## Work to be completed:
Find the word "name" in the data. Return every line where it appears.

-- The data start --

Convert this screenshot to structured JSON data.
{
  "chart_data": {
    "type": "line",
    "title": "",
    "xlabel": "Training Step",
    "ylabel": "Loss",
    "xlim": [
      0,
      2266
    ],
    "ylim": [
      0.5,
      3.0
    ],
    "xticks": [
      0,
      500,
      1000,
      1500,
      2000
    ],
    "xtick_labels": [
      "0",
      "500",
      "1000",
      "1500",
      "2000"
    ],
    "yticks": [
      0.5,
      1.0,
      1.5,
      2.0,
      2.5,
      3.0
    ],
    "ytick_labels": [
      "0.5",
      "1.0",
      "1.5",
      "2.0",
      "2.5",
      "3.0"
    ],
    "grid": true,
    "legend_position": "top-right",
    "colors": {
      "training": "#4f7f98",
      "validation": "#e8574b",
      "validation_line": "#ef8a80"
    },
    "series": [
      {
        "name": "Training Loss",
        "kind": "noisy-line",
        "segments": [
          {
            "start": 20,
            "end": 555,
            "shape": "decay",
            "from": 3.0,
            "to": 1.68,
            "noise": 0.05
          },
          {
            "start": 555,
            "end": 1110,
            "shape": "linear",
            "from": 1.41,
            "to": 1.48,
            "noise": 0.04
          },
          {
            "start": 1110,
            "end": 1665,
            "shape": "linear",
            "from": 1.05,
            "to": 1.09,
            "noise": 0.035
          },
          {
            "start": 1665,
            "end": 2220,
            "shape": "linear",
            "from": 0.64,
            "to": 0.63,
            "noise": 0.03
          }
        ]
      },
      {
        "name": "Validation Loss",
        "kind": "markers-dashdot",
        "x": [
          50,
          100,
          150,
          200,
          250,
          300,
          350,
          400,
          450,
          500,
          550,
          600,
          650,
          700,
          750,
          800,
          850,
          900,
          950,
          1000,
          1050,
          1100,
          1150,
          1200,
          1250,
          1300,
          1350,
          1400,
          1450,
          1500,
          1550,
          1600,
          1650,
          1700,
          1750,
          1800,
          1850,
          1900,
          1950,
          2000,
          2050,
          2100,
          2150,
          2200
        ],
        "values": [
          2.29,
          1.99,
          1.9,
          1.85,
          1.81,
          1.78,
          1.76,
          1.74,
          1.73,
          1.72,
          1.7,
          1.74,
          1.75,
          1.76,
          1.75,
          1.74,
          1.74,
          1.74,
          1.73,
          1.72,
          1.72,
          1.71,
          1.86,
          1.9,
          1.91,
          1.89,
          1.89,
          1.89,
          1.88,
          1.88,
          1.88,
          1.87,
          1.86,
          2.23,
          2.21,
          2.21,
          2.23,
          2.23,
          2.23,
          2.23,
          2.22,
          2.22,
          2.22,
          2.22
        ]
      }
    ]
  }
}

-- The data end --

## Written response:
        "name": "Training Loss",
        "name": "Validation Loss",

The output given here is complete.